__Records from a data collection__
* * * * * * *
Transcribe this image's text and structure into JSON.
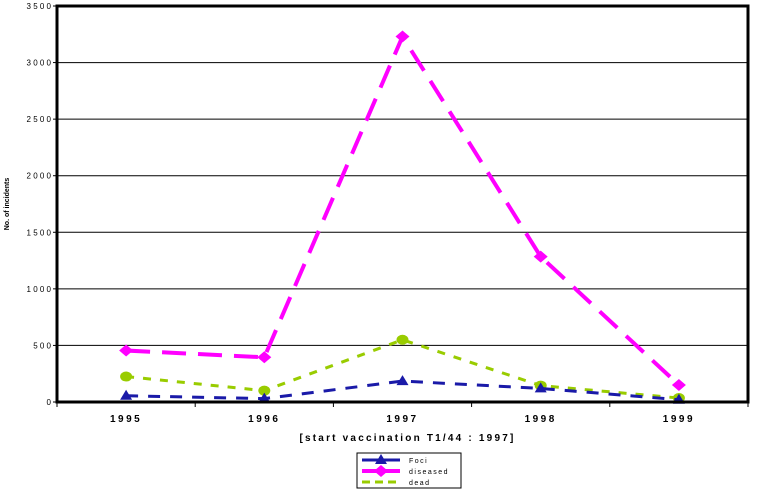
{
  "chart_data": {
    "type": "line",
    "title": "",
    "xlabel": "[start vaccination T1/44 : 1997]",
    "ylabel": "No. of incidents",
    "categories": [
      "1995",
      "1996",
      "1997",
      "1998",
      "1999"
    ],
    "ylim": [
      0,
      3500
    ],
    "yticks": [
      "0",
      "500",
      "1000",
      "1500",
      "2000",
      "2500",
      "3000",
      "3500"
    ],
    "grid": "horizontal",
    "legend_position": "bottom-center",
    "series": [
      {
        "name": "Foci",
        "values": [
          55,
          30,
          185,
          120,
          20
        ],
        "color": "#1a1aa8",
        "marker": "triangle"
      },
      {
        "name": "diseased",
        "values": [
          455,
          395,
          3230,
          1285,
          150
        ],
        "color": "#ff00ff",
        "marker": "diamond"
      },
      {
        "name": "dead",
        "values": [
          225,
          100,
          550,
          145,
          35
        ],
        "color": "#99cc00",
        "marker": "circle"
      }
    ]
  }
}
* * * * * * *
__PROBLEM TO WORK ON__
Restate each entry word for word, please, but drop any images it holds.

__ANSWER TO THIS EXERCISE__
Transcribe this image's text and structure into JSON.
{
  "chart_data": {
    "type": "line",
    "title": "",
    "xlabel": "[start vaccination T1/44 : 1997]",
    "ylabel": "No. of incidents",
    "categories": [
      "1995",
      "1996",
      "1997",
      "1998",
      "1999"
    ],
    "ylim": [
      0,
      3500
    ],
    "yticks": [
      "0",
      "500",
      "1000",
      "1500",
      "2000",
      "2500",
      "3000",
      "3500"
    ],
    "grid": "horizontal",
    "legend_position": "bottom-center",
    "series": [
      {
        "name": "Foci",
        "values": [
          55,
          30,
          185,
          120,
          20
        ],
        "color": "#1a1aa8",
        "marker": "triangle"
      },
      {
        "name": "diseased",
        "values": [
          455,
          395,
          3230,
          1285,
          150
        ],
        "color": "#ff00ff",
        "marker": "diamond"
      },
      {
        "name": "dead",
        "values": [
          225,
          100,
          550,
          145,
          35
        ],
        "color": "#99cc00",
        "marker": "circle"
      }
    ]
  }
}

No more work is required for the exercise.